Records contained in a dataset:
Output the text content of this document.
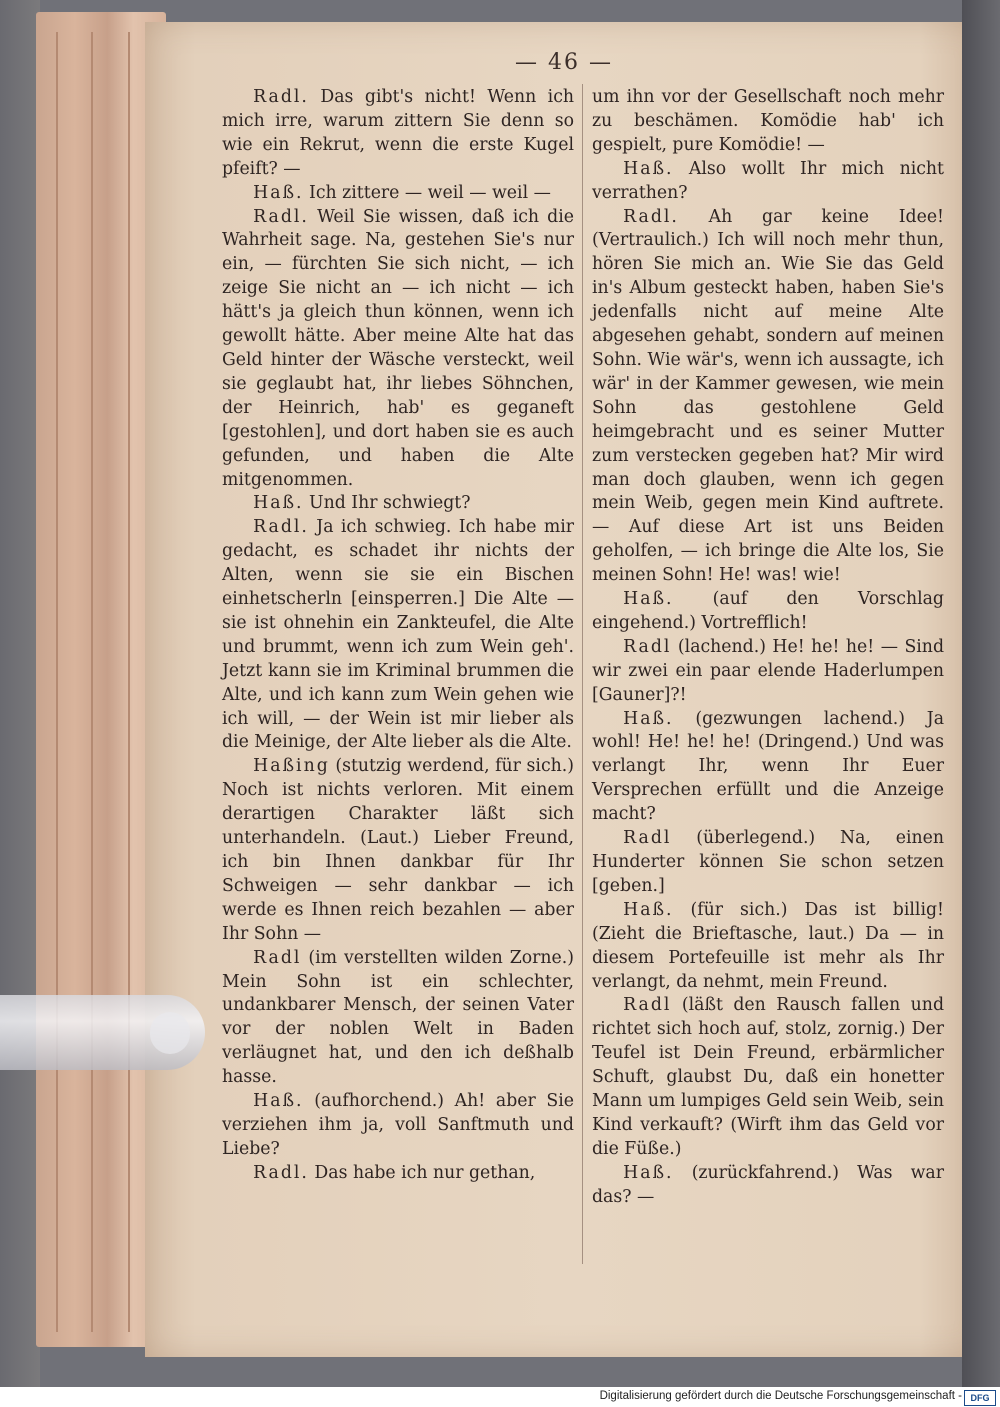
— 46 —

Radl. Das gibt's nicht! Wenn ich mich irre, warum zittern Sie denn so wie ein Rekrut, wenn die erste Kugel pfeift? —

Haß. Ich zittere — weil — weil —

Radl. Weil Sie wissen, daß ich die Wahrheit sage. Na, gestehen Sie's nur ein, — fürchten Sie sich nicht, — ich zeige Sie nicht an — ich nicht — ich hätt's ja gleich thun können, wenn ich gewollt hätte. Aber meine Alte hat das Geld hinter der Wäsche versteckt, weil sie geglaubt hat, ihr liebes Söhnchen, der Heinrich, hab' es geganeft [gestohlen], und dort haben sie es auch gefunden, und haben die Alte mitgenommen.

Haß. Und Ihr schwiegt?

Radl. Ja ich schwieg. Ich habe mir gedacht, es schadet ihr nichts der Alten, wenn sie sie ein Bischen einhetscherln [einsperren.] Die Alte — sie ist ohnehin ein Zankteufel, die Alte und brummt, wenn ich zum Wein geh'. Jetzt kann sie im Kriminal brummen die Alte, und ich kann zum Wein gehen wie ich will, — der Wein ist mir lieber als die Meinige, der Alte lieber als die Alte.

Haßing (stutzig werdend, für sich.) Noch ist nichts verloren. Mit einem derartigen Charakter läßt sich unterhandeln. (Laut.) Lieber Freund, ich bin Ihnen dankbar für Ihr Schweigen — sehr dankbar — ich werde es Ihnen reich bezahlen — aber Ihr Sohn —

Radl (im verstellten wilden Zorne.) Mein Sohn ist ein schlechter, undankbarer Mensch, der seinen Vater vor der noblen Welt in Baden verläugnet hat, und den ich deßhalb hasse.

Haß. (aufhorchend.) Ah! aber Sie verziehen ihm ja, voll Sanftmuth und Liebe?

Radl. Das habe ich nur gethan,

um ihn vor der Gesellschaft noch mehr zu beschämen. Komödie hab' ich gespielt, pure Komödie! —

Haß. Also wollt Ihr mich nicht verrathen?

Radl. Ah gar keine Idee! (Vertraulich.) Ich will noch mehr thun, hören Sie mich an. Wie Sie das Geld in's Album gesteckt haben, haben Sie's jedenfalls nicht auf meine Alte abgesehen gehabt, sondern auf meinen Sohn. Wie wär's, wenn ich aussagte, ich wär' in der Kammer gewesen, wie mein Sohn das gestohlene Geld heimgebracht und es seiner Mutter zum verstecken gegeben hat? Mir wird man doch glauben, wenn ich gegen mein Weib, gegen mein Kind auftrete. — Auf diese Art ist uns Beiden geholfen, — ich bringe die Alte los, Sie meinen Sohn! He! was! wie!

Haß. (auf den Vorschlag eingehend.) Vortrefflich!

Radl (lachend.) He! he! he! — Sind wir zwei ein paar elende Haderlumpen [Gauner]?!

Haß. (gezwungen lachend.) Ja wohl! He! he! he! (Dringend.) Und was verlangt Ihr, wenn Ihr Euer Versprechen erfüllt und die Anzeige macht?

Radl (überlegend.) Na, einen Hunderter können Sie schon setzen [geben.]

Haß. (für sich.) Das ist billig! (Zieht die Brieftasche, laut.) Da — in diesem Portefeuille ist mehr als Ihr verlangt, da nehmt, mein Freund.

Radl (läßt den Rausch fallen und richtet sich hoch auf, stolz, zornig.) Der Teufel ist Dein Freund, erbärmlicher Schuft, glaubst Du, daß ein honetter Mann um lumpiges Geld sein Weib, sein Kind verkauft? (Wirft ihm das Geld vor die Füße.)

Haß. (zurückfahrend.) Was war das? —

Digitalisierung gefördert durch die Deutsche Forschungsgemeinschaft - DFG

**Work instructions**
Each line above that contains the string "Weib" should be identified and copied.

**Answer to the exercise**
Radl. Ah gar keine Idee! (Vertraulich.) Ich will noch mehr thun, hören Sie mich an. Wie Sie das Geld in's Album gesteckt haben, haben Sie's jedenfalls nicht auf meine Alte abgesehen gehabt, sondern auf meinen Sohn. Wie wär's, wenn ich aussagte, ich wär' in der Kammer gewesen, wie mein Sohn das gestohlene Geld heimgebracht und es seiner Mutter zum verstecken gegeben hat? Mir wird man doch glauben, wenn ich gegen mein Weib, gegen mein Kind auftrete. — Auf diese Art ist uns Beiden geholfen, — ich bringe die Alte los, Sie meinen Sohn! He! was! wie!
Radl (läßt den Rausch fallen und richtet sich hoch auf, stolz, zornig.) Der Teufel ist Dein Freund, erbärmlicher Schuft, glaubst Du, daß ein honetter Mann um lumpiges Geld sein Weib, sein Kind verkauft? (Wirft ihm das Geld vor die Füße.)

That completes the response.